Rewrite the data below, putting "Wagon" in place of every "Estate" and leaving everything else as it is.

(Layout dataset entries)
============

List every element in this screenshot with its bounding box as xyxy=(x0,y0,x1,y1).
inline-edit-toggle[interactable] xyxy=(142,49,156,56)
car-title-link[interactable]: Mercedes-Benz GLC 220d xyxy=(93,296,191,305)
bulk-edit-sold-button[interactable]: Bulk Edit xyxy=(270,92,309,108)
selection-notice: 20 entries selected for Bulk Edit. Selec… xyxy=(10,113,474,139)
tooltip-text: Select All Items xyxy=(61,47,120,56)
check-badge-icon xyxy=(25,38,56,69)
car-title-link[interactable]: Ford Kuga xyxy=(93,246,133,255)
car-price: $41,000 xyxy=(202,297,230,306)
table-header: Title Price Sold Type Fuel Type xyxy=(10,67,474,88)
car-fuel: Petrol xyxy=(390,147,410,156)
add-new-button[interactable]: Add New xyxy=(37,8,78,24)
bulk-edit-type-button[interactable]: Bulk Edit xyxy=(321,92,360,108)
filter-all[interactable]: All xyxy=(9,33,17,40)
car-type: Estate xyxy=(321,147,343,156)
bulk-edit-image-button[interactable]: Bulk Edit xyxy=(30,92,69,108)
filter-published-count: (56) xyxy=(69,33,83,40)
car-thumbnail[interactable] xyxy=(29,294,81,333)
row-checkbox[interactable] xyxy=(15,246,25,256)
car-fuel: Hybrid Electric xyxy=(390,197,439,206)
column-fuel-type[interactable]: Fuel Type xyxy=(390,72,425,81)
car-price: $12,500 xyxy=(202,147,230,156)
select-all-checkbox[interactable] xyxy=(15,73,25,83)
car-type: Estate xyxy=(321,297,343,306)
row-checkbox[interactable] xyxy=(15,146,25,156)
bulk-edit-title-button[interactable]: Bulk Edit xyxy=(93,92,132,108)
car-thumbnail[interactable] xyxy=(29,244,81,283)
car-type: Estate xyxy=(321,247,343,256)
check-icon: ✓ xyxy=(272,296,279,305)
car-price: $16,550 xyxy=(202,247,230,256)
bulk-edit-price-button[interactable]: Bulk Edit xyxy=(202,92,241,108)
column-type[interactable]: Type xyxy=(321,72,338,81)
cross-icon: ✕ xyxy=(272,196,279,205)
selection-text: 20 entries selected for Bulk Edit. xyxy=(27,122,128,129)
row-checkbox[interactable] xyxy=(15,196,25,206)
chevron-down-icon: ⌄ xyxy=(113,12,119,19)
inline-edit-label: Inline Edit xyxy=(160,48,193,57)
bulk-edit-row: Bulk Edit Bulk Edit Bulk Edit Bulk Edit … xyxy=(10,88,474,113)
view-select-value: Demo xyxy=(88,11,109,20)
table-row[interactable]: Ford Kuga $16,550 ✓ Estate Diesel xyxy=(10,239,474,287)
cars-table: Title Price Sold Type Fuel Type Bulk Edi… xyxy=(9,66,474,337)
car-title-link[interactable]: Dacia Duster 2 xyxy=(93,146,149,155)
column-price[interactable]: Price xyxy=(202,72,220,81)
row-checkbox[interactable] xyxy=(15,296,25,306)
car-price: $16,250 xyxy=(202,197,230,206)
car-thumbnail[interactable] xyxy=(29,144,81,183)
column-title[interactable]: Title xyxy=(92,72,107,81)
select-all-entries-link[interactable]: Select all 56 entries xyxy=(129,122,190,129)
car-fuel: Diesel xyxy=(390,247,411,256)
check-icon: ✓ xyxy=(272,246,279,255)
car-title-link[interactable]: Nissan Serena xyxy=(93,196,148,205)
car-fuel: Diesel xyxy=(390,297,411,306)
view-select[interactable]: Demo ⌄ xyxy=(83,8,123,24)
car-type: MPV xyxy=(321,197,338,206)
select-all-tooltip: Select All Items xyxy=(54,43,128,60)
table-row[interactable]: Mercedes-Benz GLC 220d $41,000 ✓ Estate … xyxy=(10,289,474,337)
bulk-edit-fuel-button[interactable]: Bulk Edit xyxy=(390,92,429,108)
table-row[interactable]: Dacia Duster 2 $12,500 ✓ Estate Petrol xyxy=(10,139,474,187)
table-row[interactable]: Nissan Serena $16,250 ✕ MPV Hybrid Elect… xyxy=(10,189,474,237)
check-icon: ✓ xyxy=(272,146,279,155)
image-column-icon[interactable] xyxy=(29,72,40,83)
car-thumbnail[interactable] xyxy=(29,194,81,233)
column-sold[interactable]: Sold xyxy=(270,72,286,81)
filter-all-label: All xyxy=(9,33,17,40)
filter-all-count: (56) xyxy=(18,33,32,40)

============

RESULT OF THIS EXERCISE
List every element in this screenshot with its bounding box as xyxy=(x0,y0,x1,y1).
inline-edit-toggle[interactable] xyxy=(142,49,156,56)
car-title-link[interactable]: Mercedes-Benz GLC 220d xyxy=(93,296,191,305)
bulk-edit-sold-button[interactable]: Bulk Edit xyxy=(270,92,309,108)
selection-notice: 20 entries selected for Bulk Edit. Selec… xyxy=(10,113,474,139)
tooltip-text: Select All Items xyxy=(61,47,120,56)
check-badge-icon xyxy=(25,38,56,69)
car-title-link[interactable]: Ford Kuga xyxy=(93,246,133,255)
car-price: $41,000 xyxy=(202,297,230,306)
table-header: Title Price Sold Type Fuel Type xyxy=(10,67,474,88)
car-fuel: Petrol xyxy=(390,147,410,156)
add-new-button[interactable]: Add New xyxy=(37,8,78,24)
bulk-edit-type-button[interactable]: Bulk Edit xyxy=(321,92,360,108)
filter-all[interactable]: All xyxy=(9,33,17,40)
car-type: Wagon xyxy=(321,147,343,156)
bulk-edit-image-button[interactable]: Bulk Edit xyxy=(30,92,69,108)
filter-published-count: (56) xyxy=(69,33,83,40)
car-thumbnail[interactable] xyxy=(29,294,81,333)
row-checkbox[interactable] xyxy=(15,246,25,256)
car-fuel: Hybrid Electric xyxy=(390,197,439,206)
column-fuel-type[interactable]: Fuel Type xyxy=(390,72,425,81)
car-price: $12,500 xyxy=(202,147,230,156)
select-all-checkbox[interactable] xyxy=(15,73,25,83)
car-type: Wagon xyxy=(321,297,343,306)
row-checkbox[interactable] xyxy=(15,146,25,156)
bulk-edit-title-button[interactable]: Bulk Edit xyxy=(93,92,132,108)
car-thumbnail[interactable] xyxy=(29,244,81,283)
car-type: Wagon xyxy=(321,247,343,256)
check-icon: ✓ xyxy=(272,296,279,305)
car-price: $16,550 xyxy=(202,247,230,256)
bulk-edit-price-button[interactable]: Bulk Edit xyxy=(202,92,241,108)
column-type[interactable]: Type xyxy=(321,72,338,81)
cross-icon: ✕ xyxy=(272,196,279,205)
selection-text: 20 entries selected for Bulk Edit. xyxy=(27,122,128,129)
row-checkbox[interactable] xyxy=(15,196,25,206)
chevron-down-icon: ⌄ xyxy=(113,12,119,19)
inline-edit-label: Inline Edit xyxy=(160,48,193,57)
bulk-edit-row: Bulk Edit Bulk Edit Bulk Edit Bulk Edit … xyxy=(10,88,474,113)
view-select-value: Demo xyxy=(88,11,109,20)
table-row[interactable]: Ford Kuga $16,550 ✓ Wagon Diesel xyxy=(10,239,474,287)
cars-table: Title Price Sold Type Fuel Type Bulk Edi… xyxy=(9,66,474,337)
car-title-link[interactable]: Dacia Duster 2 xyxy=(93,146,149,155)
column-price[interactable]: Price xyxy=(202,72,220,81)
row-checkbox[interactable] xyxy=(15,296,25,306)
car-price: $16,250 xyxy=(202,197,230,206)
car-thumbnail[interactable] xyxy=(29,144,81,183)
column-title[interactable]: Title xyxy=(92,72,107,81)
select-all-entries-link[interactable]: Select all 56 entries xyxy=(129,122,190,129)
car-fuel: Diesel xyxy=(390,247,411,256)
check-icon: ✓ xyxy=(272,246,279,255)
car-title-link[interactable]: Nissan Serena xyxy=(93,196,148,205)
car-fuel: Diesel xyxy=(390,297,411,306)
view-select[interactable]: Demo ⌄ xyxy=(83,8,123,24)
car-type: MPV xyxy=(321,197,338,206)
select-all-tooltip: Select All Items xyxy=(54,43,128,60)
table-row[interactable]: Mercedes-Benz GLC 220d $41,000 ✓ Wagon … xyxy=(10,289,474,337)
bulk-edit-fuel-button[interactable]: Bulk Edit xyxy=(390,92,429,108)
table-row[interactable]: Dacia Duster 2 $12,500 ✓ Wagon Petrol xyxy=(10,139,474,187)
table-row[interactable]: Nissan Serena $16,250 ✕ MPV Hybrid Elect… xyxy=(10,189,474,237)
check-icon: ✓ xyxy=(272,146,279,155)
image-column-icon[interactable] xyxy=(29,72,40,83)
car-thumbnail[interactable] xyxy=(29,194,81,233)
column-sold[interactable]: Sold xyxy=(270,72,286,81)
filter-all-label: All xyxy=(9,33,17,40)
filter-all-count: (56) xyxy=(18,33,32,40)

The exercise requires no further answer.